# What you will do:
Transcribe the data that follows precisely, omitting nothing.

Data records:
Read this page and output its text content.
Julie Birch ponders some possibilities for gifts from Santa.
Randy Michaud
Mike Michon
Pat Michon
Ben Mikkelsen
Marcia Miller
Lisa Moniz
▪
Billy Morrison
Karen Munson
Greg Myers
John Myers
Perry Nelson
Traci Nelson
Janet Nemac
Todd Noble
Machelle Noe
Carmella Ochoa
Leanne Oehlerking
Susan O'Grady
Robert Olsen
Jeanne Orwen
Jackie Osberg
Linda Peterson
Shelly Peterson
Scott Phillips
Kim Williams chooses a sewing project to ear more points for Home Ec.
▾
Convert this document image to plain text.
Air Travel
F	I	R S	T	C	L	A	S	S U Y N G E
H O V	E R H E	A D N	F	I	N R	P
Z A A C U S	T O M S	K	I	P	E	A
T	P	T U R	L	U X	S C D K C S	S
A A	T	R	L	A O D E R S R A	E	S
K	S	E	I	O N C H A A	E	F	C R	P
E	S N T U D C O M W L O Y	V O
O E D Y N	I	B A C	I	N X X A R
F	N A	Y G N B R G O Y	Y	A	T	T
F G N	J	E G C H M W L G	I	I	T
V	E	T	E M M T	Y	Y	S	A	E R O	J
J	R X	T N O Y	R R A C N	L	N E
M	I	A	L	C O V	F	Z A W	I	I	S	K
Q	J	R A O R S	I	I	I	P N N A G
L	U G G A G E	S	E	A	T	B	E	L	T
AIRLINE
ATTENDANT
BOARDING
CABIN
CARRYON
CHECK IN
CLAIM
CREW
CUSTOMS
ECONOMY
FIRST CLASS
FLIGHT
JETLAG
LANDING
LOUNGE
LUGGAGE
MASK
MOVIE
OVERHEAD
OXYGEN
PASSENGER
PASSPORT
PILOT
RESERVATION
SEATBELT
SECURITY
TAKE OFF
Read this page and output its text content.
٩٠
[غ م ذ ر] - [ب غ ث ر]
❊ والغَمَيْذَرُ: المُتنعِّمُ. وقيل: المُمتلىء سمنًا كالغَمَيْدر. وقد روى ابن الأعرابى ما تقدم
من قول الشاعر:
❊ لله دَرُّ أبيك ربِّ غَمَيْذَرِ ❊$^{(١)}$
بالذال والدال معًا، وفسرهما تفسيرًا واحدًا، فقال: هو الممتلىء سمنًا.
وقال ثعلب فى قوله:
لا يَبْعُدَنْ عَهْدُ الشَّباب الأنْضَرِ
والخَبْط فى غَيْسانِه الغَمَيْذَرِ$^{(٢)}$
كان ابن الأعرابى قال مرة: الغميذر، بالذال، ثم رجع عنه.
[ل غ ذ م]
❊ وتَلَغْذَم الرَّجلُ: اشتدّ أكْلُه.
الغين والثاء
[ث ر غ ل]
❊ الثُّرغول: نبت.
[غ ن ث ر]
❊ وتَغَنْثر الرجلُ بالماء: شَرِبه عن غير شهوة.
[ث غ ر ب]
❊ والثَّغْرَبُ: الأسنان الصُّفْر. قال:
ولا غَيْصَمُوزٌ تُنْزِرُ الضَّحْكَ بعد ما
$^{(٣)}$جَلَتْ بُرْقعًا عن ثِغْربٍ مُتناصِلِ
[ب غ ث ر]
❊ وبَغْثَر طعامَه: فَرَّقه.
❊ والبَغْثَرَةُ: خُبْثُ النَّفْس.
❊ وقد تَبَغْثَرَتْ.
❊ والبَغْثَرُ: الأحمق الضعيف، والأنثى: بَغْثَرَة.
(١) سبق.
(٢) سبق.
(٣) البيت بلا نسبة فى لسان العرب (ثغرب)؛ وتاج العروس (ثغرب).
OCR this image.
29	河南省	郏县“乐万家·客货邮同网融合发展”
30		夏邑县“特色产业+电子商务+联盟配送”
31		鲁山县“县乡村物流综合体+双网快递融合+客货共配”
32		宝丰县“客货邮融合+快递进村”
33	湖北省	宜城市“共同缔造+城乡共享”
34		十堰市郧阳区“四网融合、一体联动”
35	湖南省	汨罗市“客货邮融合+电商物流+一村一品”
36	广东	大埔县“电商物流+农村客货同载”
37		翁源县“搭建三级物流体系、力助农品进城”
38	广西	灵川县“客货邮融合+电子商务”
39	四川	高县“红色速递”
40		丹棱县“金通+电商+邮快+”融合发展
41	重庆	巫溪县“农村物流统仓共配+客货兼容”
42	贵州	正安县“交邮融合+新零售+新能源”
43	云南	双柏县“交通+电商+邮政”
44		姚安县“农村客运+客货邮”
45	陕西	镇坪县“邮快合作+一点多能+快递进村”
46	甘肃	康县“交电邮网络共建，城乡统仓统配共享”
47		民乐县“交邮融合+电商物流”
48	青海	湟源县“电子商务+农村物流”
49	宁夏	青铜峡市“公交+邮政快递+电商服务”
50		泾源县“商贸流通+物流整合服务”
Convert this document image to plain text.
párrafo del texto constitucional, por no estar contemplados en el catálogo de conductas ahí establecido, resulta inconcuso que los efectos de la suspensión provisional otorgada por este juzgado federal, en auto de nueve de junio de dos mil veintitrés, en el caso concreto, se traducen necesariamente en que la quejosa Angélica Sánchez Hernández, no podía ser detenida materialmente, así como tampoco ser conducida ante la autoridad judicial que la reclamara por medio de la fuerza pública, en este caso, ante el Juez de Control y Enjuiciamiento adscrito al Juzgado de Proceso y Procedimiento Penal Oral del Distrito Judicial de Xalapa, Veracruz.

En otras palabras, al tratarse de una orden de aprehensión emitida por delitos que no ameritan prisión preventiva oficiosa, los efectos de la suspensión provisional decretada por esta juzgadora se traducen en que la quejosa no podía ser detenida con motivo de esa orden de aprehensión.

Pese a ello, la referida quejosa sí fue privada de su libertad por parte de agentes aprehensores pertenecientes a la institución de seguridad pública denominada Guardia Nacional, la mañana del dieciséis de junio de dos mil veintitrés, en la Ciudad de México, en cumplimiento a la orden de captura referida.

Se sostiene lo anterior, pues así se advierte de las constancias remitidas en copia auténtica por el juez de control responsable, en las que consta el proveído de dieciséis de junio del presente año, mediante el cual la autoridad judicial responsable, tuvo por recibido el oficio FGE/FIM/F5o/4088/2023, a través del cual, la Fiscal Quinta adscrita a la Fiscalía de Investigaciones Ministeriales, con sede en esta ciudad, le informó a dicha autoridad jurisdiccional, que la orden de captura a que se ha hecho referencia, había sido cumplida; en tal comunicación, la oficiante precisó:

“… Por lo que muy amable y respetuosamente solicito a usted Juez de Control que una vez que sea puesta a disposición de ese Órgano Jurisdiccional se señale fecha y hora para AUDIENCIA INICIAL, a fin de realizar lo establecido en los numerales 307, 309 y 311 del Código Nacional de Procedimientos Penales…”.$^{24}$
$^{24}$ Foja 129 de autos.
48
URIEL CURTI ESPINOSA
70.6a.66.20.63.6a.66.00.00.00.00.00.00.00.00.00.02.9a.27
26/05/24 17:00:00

# Written solution:
Read this page and output its text content.
Julie Birch ponders some possibilities for gifts from Santa.
Randy Michaud
Mike Michon
Pat Michon
Ben Mikkelsen
Marcia Miller
Lisa Moniz
▪
Billy Morrison
Karen Munson
Greg Myers
John Myers
Perry Nelson
Traci Nelson
Janet Nemac
Todd Noble
Machelle Noe
Carmella Ochoa
Leanne Oehlerking
Susan O'Grady
Robert Olsen
Jeanne Orwen
Jackie Osberg
Linda Peterson
Shelly Peterson
Scott Phillips
Kim Williams chooses a sewing project to ear more points for Home Ec.
▾
Convert this document image to plain text.
Air Travel
F	I	R S	T	C	L	A	S	S U Y N G E
H O V	E R H E	A D N	F	I	N R	P
Z A A C U S	T O M S	K	I	P	E	A
T	P	T U R	L	U X	S C D K C S	S
A A	T	R	L	A O D E R S R A	E	S
K	S	E	I	O N C H A A	E	F	C R	P
E	S N T U D C O M W L O Y	V O
O E D Y N	I	B A C	I	N X X A R
F	N A	Y G N B R G O Y	Y	A	T	T
F G N	J	E G C H M W L G	I	I	T
V	E	T	E M M T	Y	Y	S	A	E R O	J
J	R X	T N O Y	R R A C N	L	N E
M	I	A	L	C O V	F	Z A W	I	I	S	K
Q	J	R A O R S	I	I	I	P N N A G
L	U G G A G E	S	E	A	T	B	E	L	T
AIRLINE
ATTENDANT
BOARDING
CABIN
CARRYON
CHECK IN
CLAIM
CREW
CUSTOMS
ECONOMY
FIRST CLASS
FLIGHT
JETLAG
LANDING
LOUNGE
LUGGAGE
MASK
MOVIE
OVERHEAD
OXYGEN
PASSENGER
PASSPORT
PILOT
RESERVATION
SEATBELT
SECURITY
TAKE OFF
Read this page and output its text content.
٩٠
[غ م ذ ر] - [ب غ ث ر]
❊ والغَمَيْذَرُ: المُتنعِّمُ. وقيل: المُمتلىء سمنًا كالغَمَيْدر. وقد روى ابن الأعرابى ما تقدم
من قول الشاعر:
❊ لله دَرُّ أبيك ربِّ غَمَيْذَرِ ❊$^{(١)}$
بالذال والدال معًا، وفسرهما تفسيرًا واحدًا، فقال: هو الممتلىء سمنًا.
وقال ثعلب فى قوله:
لا يَبْعُدَنْ عَهْدُ الشَّباب الأنْضَرِ
والخَبْط فى غَيْسانِه الغَمَيْذَرِ$^{(٢)}$
كان ابن الأعرابى قال مرة: الغميذر، بالذال، ثم رجع عنه.
[ل غ ذ م]
❊ وتَلَغْذَم الرَّجلُ: اشتدّ أكْلُه.
الغين والثاء
[ث ر غ ل]
❊ الثُّرغول: نبت.
[غ ن ث ر]
❊ وتَغَنْثر الرجلُ بالماء: شَرِبه عن غير شهوة.
[ث غ ر ب]
❊ والثَّغْرَبُ: الأسنان الصُّفْر. قال:
ولا غَيْصَمُوزٌ تُنْزِرُ الضَّحْكَ بعد ما
$^{(٣)}$جَلَتْ بُرْقعًا عن ثِغْربٍ مُتناصِلِ
[ب غ ث ر]
❊ وبَغْثَر طعامَه: فَرَّقه.
❊ والبَغْثَرَةُ: خُبْثُ النَّفْس.
❊ وقد تَبَغْثَرَتْ.
❊ والبَغْثَرُ: الأحمق الضعيف، والأنثى: بَغْثَرَة.
(١) سبق.
(٢) سبق.
(٣) البيت بلا نسبة فى لسان العرب (ثغرب)؛ وتاج العروس (ثغرب).
OCR this image.
29	河南省	郏县“乐万家·客货邮同网融合发展”
30		夏邑县“特色产业+电子商务+联盟配送”
31		鲁山县“县乡村物流综合体+双网快递融合+客货共配”
32		宝丰县“客货邮融合+快递进村”
33	湖北省	宜城市“共同缔造+城乡共享”
34		十堰市郧阳区“四网融合、一体联动”
35	湖南省	汨罗市“客货邮融合+电商物流+一村一品”
36	广东	大埔县“电商物流+农村客货同载”
37		翁源县“搭建三级物流体系、力助农品进城”
38	广西	灵川县“客货邮融合+电子商务”
39	四川	高县“红色速递”
40		丹棱县“金通+电商+邮快+”融合发展
41	重庆	巫溪县“农村物流统仓共配+客货兼容”
42	贵州	正安县“交邮融合+新零售+新能源”
43	云南	双柏县“交通+电商+邮政”
44		姚安县“农村客运+客货邮”
45	陕西	镇坪县“邮快合作+一点多能+快递进村”
46	甘肃	康县“交电邮网络共建，城乡统仓统配共享”
47		民乐县“交邮融合+电商物流”
48	青海	湟源县“电子商务+农村物流”
49	宁夏	青铜峡市“公交+邮政快递+电商服务”
50		泾源县“商贸流通+物流整合服务”
Convert this document image to plain text.
párrafo del texto constitucional, por no estar contemplados en el catálogo de conductas ahí establecido, resulta inconcuso que los efectos de la suspensión provisional otorgada por este juzgado federal, en auto de nueve de junio de dos mil veintitrés, en el caso concreto, se traducen necesariamente en que la quejosa Angélica Sánchez Hernández, no podía ser detenida materialmente, así como tampoco ser conducida ante la autoridad judicial que la reclamara por medio de la fuerza pública, en este caso, ante el Juez de Control y Enjuiciamiento adscrito al Juzgado de Proceso y Procedimiento Penal Oral del Distrito Judicial de Xalapa, Veracruz.

En otras palabras, al tratarse de una orden de aprehensión emitida por delitos que no ameritan prisión preventiva oficiosa, los efectos de la suspensión provisional decretada por esta juzgadora se traducen en que la quejosa no podía ser detenida con motivo de esa orden de aprehensión.

Pese a ello, la referida quejosa sí fue privada de su libertad por parte de agentes aprehensores pertenecientes a la institución de seguridad pública denominada Guardia Nacional, la mañana del dieciséis de junio de dos mil veintitrés, en la Ciudad de México, en cumplimiento a la orden de captura referida.

Se sostiene lo anterior, pues así se advierte de las constancias remitidas en copia auténtica por el juez de control responsable, en las que consta el proveído de dieciséis de junio del presente año, mediante el cual la autoridad judicial responsable, tuvo por recibido el oficio FGE/FIM/F5o/4088/2023, a través del cual, la Fiscal Quinta adscrita a la Fiscalía de Investigaciones Ministeriales, con sede en esta ciudad, le informó a dicha autoridad jurisdiccional, que la orden de captura a que se ha hecho referencia, había sido cumplida; en tal comunicación, la oficiante precisó:

“… Por lo que muy amable y respetuosamente solicito a usted Juez de Control que una vez que sea puesta a disposición de ese Órgano Jurisdiccional se señale fecha y hora para AUDIENCIA INICIAL, a fin de realizar lo establecido en los numerales 307, 309 y 311 del Código Nacional de Procedimientos Penales…”.$^{24}$
$^{24}$ Foja 129 de autos.
48
URIEL CURTI ESPINOSA
70.6a.66.20.63.6a.66.00.00.00.00.00.00.00.00.00.02.9a.27
26/05/24 17:00:00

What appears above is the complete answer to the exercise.